(Extracted data entries)
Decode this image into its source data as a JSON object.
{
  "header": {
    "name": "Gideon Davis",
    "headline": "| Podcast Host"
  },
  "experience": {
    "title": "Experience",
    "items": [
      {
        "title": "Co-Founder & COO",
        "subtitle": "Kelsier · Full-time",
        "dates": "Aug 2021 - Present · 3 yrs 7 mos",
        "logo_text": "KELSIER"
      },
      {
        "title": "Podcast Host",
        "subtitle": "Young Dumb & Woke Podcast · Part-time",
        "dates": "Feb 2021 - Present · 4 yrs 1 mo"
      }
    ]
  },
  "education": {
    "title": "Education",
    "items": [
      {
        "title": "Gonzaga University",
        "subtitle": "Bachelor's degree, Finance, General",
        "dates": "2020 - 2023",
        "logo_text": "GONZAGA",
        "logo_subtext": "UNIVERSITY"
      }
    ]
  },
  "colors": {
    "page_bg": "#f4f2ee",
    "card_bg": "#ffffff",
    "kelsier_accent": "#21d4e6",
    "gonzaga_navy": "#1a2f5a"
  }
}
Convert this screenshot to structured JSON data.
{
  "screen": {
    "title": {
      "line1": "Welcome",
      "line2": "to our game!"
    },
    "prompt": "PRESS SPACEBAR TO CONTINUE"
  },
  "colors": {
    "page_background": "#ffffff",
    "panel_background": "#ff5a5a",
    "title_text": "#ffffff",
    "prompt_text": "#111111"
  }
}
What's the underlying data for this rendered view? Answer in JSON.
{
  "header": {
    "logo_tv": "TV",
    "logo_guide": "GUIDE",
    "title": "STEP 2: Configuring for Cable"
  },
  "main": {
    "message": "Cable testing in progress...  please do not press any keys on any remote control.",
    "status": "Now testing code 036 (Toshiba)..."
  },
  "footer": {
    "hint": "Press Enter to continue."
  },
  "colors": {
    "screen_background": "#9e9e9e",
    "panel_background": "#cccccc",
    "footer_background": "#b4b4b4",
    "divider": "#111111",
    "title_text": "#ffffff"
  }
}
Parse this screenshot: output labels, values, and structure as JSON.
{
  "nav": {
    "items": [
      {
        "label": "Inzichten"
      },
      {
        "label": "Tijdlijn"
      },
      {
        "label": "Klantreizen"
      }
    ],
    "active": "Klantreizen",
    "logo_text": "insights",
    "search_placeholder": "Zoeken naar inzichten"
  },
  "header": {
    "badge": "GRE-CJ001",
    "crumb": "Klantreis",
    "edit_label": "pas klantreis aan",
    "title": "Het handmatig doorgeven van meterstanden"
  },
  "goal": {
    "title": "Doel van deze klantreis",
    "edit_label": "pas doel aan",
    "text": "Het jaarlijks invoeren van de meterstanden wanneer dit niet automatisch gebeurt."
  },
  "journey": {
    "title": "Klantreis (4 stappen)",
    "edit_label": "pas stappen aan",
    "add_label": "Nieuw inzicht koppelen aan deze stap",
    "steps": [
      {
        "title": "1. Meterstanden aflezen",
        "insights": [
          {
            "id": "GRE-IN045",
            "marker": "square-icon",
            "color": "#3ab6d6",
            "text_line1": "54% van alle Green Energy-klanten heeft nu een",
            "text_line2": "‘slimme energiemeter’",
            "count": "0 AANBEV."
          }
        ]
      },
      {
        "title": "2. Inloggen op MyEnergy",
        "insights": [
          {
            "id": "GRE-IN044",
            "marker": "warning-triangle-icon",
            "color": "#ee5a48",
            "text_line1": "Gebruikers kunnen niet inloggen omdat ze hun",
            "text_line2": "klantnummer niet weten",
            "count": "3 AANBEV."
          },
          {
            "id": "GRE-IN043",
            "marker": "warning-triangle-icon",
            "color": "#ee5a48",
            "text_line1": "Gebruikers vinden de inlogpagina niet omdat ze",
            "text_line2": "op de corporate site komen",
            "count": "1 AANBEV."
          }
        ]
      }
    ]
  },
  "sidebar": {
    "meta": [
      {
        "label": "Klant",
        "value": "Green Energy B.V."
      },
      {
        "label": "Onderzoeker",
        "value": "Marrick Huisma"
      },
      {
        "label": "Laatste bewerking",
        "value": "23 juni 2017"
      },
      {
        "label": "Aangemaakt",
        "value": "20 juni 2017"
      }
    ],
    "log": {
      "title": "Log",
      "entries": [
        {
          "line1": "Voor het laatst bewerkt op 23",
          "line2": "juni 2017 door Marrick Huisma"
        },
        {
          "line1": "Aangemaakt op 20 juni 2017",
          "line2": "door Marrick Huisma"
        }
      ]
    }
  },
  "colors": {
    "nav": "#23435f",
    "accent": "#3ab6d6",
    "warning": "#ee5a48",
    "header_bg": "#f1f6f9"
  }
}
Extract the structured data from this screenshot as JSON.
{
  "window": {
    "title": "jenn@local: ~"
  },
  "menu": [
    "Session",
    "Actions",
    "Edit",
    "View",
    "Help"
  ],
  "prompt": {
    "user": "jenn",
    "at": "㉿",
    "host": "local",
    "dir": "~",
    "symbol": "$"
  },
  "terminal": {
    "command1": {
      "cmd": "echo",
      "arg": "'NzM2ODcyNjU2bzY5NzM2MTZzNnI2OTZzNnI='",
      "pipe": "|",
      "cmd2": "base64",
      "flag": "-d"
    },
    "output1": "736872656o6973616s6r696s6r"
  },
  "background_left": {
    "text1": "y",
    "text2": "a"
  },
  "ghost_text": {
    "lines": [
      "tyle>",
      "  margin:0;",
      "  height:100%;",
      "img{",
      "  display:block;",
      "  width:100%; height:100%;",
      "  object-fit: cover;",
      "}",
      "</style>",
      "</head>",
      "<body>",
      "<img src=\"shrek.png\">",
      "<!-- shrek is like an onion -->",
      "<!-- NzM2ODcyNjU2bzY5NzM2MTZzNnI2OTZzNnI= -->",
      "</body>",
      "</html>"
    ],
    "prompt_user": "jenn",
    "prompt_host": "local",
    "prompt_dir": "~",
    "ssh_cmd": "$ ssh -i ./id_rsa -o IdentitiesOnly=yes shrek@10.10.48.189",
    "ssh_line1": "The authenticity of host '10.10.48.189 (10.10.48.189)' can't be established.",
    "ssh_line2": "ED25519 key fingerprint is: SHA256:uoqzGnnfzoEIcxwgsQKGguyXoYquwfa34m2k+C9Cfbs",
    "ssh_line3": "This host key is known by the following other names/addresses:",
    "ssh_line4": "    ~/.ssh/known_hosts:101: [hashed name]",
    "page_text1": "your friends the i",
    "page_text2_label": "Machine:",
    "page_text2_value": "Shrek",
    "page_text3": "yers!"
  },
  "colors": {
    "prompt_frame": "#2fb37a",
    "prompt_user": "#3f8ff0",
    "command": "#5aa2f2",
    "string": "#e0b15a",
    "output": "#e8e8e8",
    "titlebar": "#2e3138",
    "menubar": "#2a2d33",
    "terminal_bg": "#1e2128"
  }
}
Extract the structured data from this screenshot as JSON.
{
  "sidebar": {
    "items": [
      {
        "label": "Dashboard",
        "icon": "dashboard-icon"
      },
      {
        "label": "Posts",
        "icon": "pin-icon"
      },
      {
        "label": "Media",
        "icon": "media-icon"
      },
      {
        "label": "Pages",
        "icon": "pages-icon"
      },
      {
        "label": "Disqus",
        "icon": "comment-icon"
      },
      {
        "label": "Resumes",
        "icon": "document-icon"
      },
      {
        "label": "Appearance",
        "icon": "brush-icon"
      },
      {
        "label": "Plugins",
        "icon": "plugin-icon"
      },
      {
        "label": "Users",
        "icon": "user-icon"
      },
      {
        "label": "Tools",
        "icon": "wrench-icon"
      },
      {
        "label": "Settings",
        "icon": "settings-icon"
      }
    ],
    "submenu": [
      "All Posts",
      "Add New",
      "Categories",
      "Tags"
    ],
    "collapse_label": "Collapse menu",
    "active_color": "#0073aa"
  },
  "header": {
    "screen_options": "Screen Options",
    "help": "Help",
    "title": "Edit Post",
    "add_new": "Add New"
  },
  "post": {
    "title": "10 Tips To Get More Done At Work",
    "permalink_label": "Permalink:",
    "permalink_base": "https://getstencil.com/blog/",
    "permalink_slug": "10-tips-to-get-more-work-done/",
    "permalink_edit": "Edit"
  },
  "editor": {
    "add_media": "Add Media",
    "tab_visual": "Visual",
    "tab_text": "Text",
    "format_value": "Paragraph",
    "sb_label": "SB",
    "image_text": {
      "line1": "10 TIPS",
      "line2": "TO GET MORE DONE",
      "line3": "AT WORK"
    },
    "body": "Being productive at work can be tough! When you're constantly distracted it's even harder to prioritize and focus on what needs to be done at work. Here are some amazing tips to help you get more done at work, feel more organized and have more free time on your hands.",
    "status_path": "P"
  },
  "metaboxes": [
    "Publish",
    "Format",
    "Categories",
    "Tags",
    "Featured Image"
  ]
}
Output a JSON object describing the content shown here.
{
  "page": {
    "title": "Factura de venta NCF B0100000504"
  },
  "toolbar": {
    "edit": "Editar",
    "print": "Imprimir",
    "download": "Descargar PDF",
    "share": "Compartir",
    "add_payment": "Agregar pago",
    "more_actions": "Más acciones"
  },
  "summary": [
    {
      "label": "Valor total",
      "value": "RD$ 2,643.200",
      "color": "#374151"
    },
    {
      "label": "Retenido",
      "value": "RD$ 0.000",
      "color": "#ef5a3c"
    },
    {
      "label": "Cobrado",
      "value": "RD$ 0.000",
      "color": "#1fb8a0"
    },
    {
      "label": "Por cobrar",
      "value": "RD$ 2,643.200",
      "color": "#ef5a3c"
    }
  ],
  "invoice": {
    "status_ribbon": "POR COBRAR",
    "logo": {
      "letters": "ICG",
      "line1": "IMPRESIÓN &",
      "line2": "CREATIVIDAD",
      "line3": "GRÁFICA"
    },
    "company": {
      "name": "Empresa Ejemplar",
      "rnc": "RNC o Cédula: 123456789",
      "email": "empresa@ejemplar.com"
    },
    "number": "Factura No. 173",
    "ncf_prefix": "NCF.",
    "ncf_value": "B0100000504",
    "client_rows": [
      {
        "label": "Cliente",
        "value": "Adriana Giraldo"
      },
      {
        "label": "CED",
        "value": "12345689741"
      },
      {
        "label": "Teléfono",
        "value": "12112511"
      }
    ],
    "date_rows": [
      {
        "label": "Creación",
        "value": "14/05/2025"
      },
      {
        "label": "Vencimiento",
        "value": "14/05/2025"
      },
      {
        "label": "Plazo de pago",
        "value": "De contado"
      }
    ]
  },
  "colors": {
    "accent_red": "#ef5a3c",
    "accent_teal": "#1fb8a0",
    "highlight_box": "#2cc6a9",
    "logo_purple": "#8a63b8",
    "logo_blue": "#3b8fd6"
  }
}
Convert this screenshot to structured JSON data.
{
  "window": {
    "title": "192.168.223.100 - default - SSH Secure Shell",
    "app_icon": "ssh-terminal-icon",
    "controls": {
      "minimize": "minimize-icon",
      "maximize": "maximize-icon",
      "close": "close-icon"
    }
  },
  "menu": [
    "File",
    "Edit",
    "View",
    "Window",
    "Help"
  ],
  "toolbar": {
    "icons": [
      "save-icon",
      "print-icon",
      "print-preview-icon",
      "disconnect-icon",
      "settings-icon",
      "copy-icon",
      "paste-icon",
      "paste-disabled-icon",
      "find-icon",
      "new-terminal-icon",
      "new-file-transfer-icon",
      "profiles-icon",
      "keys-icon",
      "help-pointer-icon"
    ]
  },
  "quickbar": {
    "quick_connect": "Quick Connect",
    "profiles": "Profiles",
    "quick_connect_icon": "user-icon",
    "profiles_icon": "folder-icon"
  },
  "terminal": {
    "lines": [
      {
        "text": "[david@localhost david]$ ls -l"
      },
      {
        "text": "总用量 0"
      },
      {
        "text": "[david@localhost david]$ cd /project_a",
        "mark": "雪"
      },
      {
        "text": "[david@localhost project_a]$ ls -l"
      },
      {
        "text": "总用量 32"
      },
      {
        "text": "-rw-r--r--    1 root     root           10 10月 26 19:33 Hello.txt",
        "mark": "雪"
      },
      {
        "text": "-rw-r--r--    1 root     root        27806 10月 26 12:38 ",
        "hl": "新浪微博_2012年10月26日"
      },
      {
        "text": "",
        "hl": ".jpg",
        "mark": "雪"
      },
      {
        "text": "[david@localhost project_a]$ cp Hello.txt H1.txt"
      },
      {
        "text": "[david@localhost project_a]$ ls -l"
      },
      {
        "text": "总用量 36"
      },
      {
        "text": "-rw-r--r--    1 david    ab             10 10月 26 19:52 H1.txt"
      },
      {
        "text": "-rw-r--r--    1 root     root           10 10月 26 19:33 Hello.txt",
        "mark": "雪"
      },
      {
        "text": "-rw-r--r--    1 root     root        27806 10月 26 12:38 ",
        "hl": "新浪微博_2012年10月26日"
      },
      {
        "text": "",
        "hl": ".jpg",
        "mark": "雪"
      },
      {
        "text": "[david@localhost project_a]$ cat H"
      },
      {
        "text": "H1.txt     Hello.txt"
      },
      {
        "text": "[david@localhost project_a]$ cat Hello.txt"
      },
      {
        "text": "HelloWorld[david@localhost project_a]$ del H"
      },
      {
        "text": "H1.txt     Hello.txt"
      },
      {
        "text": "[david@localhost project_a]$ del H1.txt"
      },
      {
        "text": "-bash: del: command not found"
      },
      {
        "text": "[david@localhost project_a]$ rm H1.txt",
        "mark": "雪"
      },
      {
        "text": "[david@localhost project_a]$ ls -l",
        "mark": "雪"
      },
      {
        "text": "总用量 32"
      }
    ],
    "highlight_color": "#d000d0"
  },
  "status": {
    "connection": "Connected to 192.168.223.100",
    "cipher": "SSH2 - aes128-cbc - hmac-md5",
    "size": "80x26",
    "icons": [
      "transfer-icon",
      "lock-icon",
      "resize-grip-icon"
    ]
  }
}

• _WHAT TO WORK ON_
Pick out the lines containing the word "Factura" and show them.

• _FINAL RESULT_
    "title": "Factura de venta NCF B0100000504"
    "number": "Factura No. 173",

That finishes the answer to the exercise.